STATED EXERCISE: Present every line in which the string "JSON" appears.

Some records
- - -

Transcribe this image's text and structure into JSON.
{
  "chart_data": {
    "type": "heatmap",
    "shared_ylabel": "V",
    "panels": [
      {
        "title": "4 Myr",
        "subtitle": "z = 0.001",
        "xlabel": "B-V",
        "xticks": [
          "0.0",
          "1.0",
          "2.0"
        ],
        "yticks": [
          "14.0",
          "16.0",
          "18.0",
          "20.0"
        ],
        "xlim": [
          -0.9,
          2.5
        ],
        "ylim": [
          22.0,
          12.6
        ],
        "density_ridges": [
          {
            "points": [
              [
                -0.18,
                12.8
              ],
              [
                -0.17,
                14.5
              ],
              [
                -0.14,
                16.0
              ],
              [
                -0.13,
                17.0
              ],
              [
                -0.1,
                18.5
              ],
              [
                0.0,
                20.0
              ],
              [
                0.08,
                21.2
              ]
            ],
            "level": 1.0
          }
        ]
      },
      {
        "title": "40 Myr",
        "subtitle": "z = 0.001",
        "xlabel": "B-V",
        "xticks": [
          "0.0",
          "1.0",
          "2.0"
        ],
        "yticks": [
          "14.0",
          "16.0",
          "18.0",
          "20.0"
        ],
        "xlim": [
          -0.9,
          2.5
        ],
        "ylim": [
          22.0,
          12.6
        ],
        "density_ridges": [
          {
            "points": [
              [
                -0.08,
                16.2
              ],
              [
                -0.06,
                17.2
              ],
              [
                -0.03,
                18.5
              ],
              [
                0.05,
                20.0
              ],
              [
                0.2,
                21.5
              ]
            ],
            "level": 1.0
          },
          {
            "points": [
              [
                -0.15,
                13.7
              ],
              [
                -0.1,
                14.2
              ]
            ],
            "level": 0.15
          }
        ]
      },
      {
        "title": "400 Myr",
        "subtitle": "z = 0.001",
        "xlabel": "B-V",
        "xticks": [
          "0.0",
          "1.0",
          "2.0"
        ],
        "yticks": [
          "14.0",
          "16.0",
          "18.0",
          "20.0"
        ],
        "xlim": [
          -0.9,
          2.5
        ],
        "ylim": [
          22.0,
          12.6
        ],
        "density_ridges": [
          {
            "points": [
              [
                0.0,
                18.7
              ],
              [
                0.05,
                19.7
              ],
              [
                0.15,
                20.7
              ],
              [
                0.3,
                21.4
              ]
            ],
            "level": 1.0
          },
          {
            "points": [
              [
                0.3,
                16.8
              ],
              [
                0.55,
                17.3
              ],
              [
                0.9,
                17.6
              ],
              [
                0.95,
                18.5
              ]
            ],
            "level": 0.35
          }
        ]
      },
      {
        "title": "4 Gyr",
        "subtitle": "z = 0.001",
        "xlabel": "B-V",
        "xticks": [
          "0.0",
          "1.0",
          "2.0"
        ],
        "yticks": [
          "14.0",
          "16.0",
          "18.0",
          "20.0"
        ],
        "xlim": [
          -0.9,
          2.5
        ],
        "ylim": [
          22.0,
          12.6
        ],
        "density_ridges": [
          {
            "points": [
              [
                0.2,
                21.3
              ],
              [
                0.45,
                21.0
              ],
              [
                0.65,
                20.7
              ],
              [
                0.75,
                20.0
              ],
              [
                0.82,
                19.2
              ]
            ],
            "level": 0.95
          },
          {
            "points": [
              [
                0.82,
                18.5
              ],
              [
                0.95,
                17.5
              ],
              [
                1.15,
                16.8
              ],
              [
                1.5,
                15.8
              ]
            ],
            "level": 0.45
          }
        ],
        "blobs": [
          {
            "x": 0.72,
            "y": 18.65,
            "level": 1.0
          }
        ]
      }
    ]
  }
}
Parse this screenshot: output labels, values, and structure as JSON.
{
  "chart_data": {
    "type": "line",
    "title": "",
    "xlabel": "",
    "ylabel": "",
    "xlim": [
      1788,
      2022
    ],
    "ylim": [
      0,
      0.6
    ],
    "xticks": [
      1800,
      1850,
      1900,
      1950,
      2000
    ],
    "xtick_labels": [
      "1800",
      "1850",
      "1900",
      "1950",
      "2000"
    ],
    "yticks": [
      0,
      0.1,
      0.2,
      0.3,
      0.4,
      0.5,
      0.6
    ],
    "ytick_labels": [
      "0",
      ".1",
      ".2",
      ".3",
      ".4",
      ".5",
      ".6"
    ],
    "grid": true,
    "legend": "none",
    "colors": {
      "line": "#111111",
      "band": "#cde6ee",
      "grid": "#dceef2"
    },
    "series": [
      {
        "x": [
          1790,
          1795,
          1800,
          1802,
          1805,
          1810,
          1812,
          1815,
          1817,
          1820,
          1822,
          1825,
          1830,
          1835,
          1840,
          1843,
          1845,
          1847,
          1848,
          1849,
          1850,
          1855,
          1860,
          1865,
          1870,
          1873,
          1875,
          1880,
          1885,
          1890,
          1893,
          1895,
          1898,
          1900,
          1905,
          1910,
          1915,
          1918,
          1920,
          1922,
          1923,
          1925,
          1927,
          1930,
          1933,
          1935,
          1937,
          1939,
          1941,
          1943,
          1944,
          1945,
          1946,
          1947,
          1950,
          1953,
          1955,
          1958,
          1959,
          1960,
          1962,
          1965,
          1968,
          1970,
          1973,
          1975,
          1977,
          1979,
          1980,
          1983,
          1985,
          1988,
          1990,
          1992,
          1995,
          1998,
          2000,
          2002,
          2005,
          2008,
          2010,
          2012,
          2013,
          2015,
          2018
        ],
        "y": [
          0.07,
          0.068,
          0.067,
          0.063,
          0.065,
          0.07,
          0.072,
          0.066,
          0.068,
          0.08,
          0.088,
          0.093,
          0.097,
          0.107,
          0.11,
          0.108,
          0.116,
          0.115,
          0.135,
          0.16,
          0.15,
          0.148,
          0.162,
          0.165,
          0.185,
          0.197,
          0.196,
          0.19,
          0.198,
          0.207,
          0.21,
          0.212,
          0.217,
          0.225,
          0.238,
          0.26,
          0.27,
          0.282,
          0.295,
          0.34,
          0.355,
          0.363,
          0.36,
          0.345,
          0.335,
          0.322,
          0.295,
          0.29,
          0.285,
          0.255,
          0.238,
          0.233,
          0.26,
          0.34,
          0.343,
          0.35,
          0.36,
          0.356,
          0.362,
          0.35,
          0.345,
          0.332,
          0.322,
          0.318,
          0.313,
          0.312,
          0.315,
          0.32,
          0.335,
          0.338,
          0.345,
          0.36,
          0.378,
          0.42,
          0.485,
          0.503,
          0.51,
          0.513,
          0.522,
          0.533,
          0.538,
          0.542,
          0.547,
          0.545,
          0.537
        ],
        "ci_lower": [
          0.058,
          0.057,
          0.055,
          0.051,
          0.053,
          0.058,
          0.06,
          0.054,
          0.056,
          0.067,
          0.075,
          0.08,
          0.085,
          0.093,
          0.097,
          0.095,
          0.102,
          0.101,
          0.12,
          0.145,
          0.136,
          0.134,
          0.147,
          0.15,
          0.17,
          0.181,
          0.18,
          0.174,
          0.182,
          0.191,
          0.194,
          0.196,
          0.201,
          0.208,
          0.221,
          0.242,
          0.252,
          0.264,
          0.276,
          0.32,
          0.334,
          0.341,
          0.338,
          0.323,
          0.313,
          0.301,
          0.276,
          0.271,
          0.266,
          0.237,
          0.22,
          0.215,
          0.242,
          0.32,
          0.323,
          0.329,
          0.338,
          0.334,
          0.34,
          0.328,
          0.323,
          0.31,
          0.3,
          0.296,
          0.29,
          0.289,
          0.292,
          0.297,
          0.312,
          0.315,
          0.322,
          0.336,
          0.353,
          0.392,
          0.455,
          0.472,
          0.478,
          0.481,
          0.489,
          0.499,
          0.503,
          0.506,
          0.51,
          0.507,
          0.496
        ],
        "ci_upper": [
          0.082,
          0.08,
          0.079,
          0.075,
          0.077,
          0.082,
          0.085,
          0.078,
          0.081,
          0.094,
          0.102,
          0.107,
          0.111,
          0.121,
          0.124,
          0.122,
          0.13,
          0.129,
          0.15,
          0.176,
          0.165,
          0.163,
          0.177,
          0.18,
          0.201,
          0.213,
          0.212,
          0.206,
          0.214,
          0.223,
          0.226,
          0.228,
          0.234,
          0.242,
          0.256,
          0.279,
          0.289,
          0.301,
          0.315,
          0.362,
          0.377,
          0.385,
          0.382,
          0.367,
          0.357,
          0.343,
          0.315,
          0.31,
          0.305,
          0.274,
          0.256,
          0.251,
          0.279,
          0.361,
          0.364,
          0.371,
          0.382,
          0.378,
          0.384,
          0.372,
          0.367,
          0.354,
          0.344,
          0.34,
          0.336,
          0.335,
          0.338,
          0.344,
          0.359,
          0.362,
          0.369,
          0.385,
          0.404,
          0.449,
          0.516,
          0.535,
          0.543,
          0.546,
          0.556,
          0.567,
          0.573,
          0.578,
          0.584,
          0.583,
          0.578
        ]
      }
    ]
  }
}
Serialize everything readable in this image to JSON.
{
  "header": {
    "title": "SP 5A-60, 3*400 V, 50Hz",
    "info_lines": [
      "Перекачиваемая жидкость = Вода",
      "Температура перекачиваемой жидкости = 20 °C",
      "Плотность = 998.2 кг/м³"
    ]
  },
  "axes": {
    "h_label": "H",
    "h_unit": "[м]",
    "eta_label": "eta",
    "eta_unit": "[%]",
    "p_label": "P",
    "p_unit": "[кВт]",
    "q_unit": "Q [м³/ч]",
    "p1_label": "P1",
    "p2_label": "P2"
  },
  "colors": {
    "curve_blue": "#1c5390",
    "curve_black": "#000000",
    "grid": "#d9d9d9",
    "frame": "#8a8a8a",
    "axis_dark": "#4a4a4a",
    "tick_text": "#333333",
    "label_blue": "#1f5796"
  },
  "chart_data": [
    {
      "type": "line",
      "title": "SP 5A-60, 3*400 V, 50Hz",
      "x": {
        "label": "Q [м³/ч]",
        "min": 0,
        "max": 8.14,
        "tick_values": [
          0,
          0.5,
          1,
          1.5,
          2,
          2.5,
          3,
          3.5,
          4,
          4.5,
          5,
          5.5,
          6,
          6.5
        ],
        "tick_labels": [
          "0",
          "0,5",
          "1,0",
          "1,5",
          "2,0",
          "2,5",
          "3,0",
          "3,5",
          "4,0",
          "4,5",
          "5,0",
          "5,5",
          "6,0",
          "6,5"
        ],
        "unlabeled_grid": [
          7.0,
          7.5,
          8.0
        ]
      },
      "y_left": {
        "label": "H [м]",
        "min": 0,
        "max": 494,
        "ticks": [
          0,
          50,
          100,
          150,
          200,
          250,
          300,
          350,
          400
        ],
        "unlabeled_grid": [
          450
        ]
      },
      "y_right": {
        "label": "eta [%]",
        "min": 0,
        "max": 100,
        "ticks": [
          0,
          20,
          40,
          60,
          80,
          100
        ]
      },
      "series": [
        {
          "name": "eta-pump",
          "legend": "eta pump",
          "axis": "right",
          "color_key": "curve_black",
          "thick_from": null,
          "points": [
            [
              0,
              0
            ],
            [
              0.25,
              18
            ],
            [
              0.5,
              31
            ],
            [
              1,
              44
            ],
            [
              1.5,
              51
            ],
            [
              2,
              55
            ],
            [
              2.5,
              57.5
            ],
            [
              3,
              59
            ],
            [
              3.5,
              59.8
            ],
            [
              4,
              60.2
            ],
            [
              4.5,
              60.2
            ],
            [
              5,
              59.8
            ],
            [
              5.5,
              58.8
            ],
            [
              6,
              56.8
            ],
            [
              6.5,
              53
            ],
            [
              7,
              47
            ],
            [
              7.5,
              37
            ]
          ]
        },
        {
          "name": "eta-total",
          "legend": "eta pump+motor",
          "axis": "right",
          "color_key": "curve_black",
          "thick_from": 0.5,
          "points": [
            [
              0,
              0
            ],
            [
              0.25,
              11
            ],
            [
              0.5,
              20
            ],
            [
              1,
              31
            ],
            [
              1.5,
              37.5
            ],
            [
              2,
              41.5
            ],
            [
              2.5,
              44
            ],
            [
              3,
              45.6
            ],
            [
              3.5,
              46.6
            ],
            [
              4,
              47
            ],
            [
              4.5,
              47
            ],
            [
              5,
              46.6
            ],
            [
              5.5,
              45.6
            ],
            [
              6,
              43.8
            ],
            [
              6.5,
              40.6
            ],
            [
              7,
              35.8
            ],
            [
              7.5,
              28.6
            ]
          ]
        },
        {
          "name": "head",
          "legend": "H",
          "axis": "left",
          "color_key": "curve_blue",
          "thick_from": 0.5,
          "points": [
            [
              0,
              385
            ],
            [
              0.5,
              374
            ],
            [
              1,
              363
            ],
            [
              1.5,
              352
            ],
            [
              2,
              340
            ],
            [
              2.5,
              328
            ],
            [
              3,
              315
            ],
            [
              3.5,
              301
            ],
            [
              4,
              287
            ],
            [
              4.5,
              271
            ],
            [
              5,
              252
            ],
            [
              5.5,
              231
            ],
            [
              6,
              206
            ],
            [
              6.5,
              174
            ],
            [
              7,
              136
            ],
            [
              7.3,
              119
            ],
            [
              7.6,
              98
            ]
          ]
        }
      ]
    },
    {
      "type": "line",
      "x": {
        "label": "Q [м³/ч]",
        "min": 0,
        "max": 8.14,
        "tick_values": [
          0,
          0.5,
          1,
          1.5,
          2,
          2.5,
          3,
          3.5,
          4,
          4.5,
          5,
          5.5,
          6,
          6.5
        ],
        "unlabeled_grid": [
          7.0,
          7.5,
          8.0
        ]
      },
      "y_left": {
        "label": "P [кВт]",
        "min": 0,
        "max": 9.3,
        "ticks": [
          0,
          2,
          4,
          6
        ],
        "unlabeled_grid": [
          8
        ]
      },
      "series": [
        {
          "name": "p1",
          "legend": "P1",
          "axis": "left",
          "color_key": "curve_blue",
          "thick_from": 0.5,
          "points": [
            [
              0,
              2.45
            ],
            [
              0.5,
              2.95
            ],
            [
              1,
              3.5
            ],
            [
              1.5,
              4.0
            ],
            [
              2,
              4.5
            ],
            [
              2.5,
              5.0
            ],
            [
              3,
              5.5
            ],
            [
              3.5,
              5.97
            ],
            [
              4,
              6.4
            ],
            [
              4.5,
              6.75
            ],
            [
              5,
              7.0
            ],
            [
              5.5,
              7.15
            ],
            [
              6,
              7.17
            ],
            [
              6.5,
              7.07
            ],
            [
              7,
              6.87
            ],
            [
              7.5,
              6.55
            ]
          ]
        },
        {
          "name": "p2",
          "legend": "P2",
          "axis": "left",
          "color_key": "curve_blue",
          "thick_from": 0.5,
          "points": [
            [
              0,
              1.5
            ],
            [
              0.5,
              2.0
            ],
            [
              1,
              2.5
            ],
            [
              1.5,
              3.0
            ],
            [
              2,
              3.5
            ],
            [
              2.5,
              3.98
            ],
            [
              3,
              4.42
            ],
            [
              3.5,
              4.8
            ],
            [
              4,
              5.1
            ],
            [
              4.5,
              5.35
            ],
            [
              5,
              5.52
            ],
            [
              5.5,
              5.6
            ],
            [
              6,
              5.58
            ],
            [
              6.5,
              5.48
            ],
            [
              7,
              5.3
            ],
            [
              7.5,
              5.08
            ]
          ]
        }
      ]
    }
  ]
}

- - -

SOLUTION:
Transcribe this image's text and structure into JSON.
Parse this screenshot: output labels, values, and structure as JSON.
Serialize everything readable in this image to JSON.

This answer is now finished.